• OBJECTIVES:
1/ From the group hunting tips below, write out the passage verbatim, starting at the words "Two-way radios can" and ending after "out for processing.".
2/ Using the group hunting tips below, decide whether each statement agrees with the text. Answer yes or no and quote the deciding words exactly. (a) Hunting in a group is often safer than hunting alone. (b) The game-plan talk before the hunt has to be a long one. (c) Using two-way radios is allowed for hunting every type of game in every state.

• PASSAGE SHOWN:
--- Begin ---

5 Tips for Hunting in a Group

Hunters walking through field

Hunting in a group is one of the most fun and rewarding experiences you can have. You’ll learn a lot, build strong bonds with other hunters, and hopefully get a kill worth remembering.

Hunting in a group is also often safer than hunting alone because you have other people around in case there’s some kind of accident. Still, hunting in a group comes with its own challenges. Here are five tips that should help you make the most of things when hunting with others.

1. Discuss a Game Plan Ahead of Time

Three people wearing blaze orange sitting on a pickup truck tailgate

Before you head out on the hunt, make sure to get your group together and discuss a game plan for the day. You want to talk about the location and its terrain, the type of game you’re hunting, gear needed, and the tactics the group will employ.

This only needs to be a short conversation, though spending more time on the plan is never a bad idea. The most important thing is to be sure that everyone understands the details of the hunt before it begins. This will help limit issues and make the hunt as fun and successful as possible.

2. Practice Good Communication

Communication is key on a group hunt. You want to have plenty of communication before the hunt begins, but you also need to be able to communicate while you’re out there. In many cases, you can simply call out to the people in your group, but it’s never a bad idea to have a few simple hand signals agreed upon before you head out.

Two-way radios can be a smart addition to your list of gear. They can help you stay in touch with all of the people in your hunting group and with anyone back at a base camp or farm who may help you get your kill out for processing.

In some states, it’s illegal to hunt certain types of game if you use two-way radios, so be sure to check the laws in your area before you do.

3. Set a Safe Zone of Fire

A safe zone of fire is an area that a hunter can shoot safely within. The area is determined by a variety of factors. Those factors change with each step you take. When you’re hunting in a group your zone of fire is usually constrained at least in part by the other hunters around you.

--- End ---

• PROVIDED DATA:

--- Begin ---

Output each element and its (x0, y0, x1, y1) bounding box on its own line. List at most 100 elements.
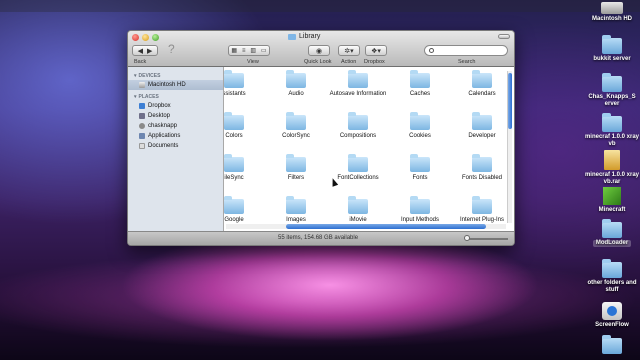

--- End ---

• ANSWERS BELOW:
1/
Two-way radios can be a smart addition to your list of gear. They can help you stay in touch with all of the people in your hunting group and with anyone back at a base camp or farm who may help you get your kill out for processing.

2/
(a) Yes: "Hunting in a group is also often safer than hunting alone because you have other people around in case there’s some kind of accident."
(b) No: "This only needs to be a short conversation"
(c) No: "In some states, it’s illegal to hunt certain types of game if you use two-way radios"